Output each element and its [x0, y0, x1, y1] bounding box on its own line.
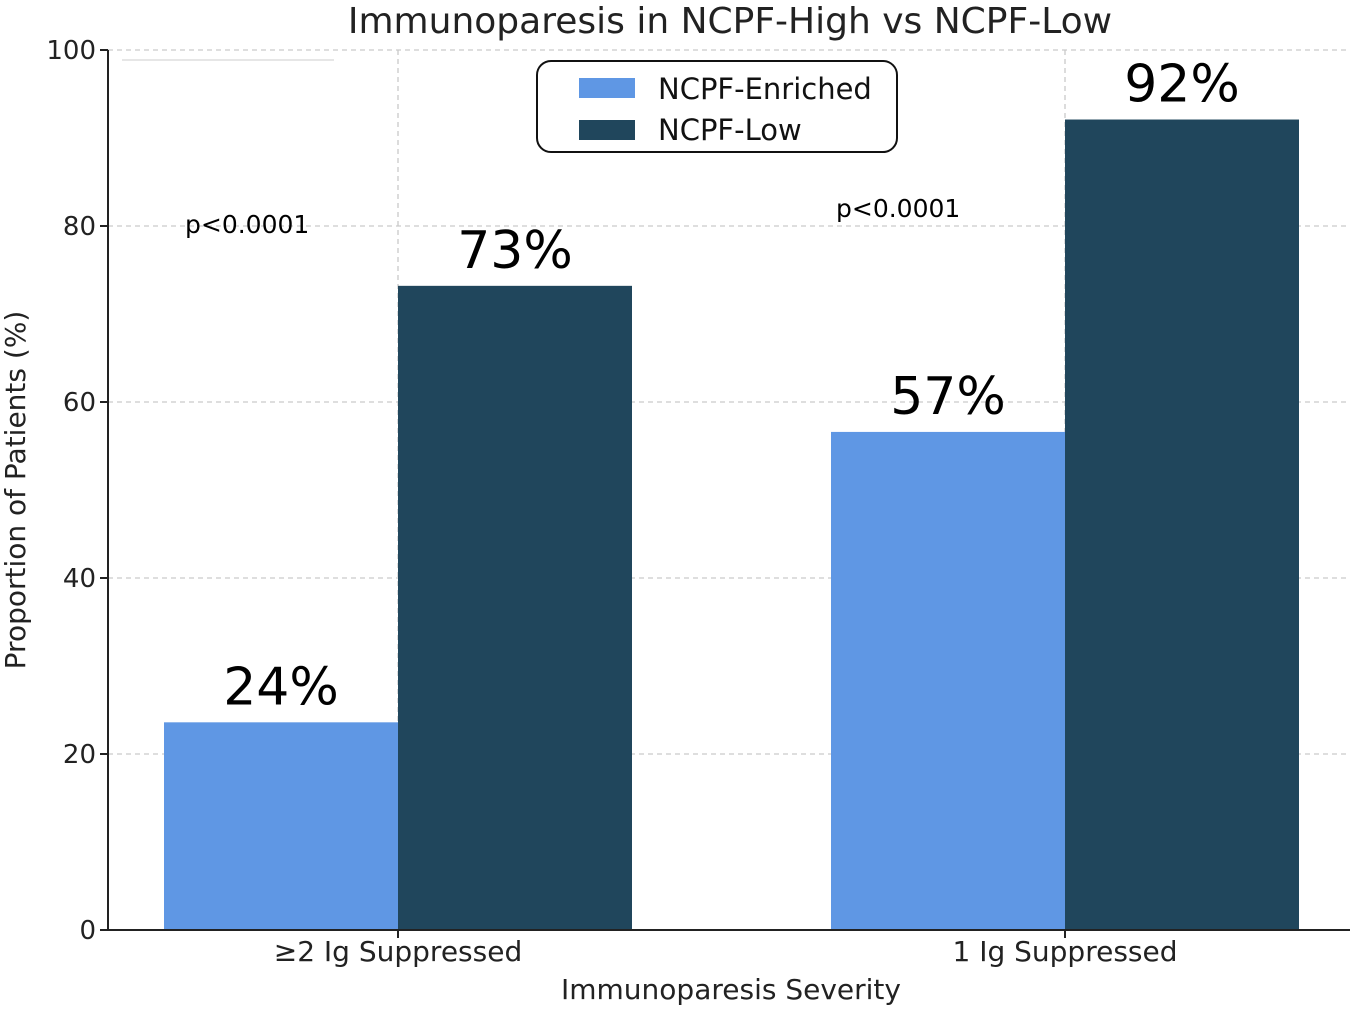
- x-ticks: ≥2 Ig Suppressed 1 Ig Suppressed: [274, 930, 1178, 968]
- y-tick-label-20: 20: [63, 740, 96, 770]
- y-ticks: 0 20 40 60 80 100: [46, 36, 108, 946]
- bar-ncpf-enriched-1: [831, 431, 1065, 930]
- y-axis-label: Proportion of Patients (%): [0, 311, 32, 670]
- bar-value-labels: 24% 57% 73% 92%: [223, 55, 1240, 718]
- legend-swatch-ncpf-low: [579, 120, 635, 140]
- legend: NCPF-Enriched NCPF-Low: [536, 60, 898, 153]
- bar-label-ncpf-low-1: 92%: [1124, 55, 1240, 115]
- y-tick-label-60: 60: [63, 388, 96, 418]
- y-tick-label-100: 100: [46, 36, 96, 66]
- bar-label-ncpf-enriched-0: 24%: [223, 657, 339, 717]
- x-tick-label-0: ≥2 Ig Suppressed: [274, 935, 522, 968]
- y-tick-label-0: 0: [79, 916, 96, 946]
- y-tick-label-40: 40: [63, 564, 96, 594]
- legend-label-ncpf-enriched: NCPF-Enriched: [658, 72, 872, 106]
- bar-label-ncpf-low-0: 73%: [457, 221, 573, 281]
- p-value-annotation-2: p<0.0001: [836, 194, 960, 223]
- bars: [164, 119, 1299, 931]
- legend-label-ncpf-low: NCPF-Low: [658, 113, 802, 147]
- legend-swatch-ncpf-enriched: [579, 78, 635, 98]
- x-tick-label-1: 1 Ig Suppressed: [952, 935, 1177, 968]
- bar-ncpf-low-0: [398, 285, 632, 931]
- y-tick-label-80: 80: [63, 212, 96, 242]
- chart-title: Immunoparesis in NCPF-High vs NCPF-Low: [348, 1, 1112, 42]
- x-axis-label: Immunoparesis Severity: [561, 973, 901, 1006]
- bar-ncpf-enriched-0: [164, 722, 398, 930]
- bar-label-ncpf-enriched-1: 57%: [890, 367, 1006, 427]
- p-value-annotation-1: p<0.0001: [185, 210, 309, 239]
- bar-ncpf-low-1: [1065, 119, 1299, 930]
┄┄┄┄┄┄
* _ASSIGNED TASK_
In the records above, find the lines holding "swatch". Copy each one.

* _WRITTEN REPLY_
- legend-swatch-ncpf-low: [579, 120, 635, 140]
- legend-swatch-ncpf-enriched: [579, 78, 635, 98]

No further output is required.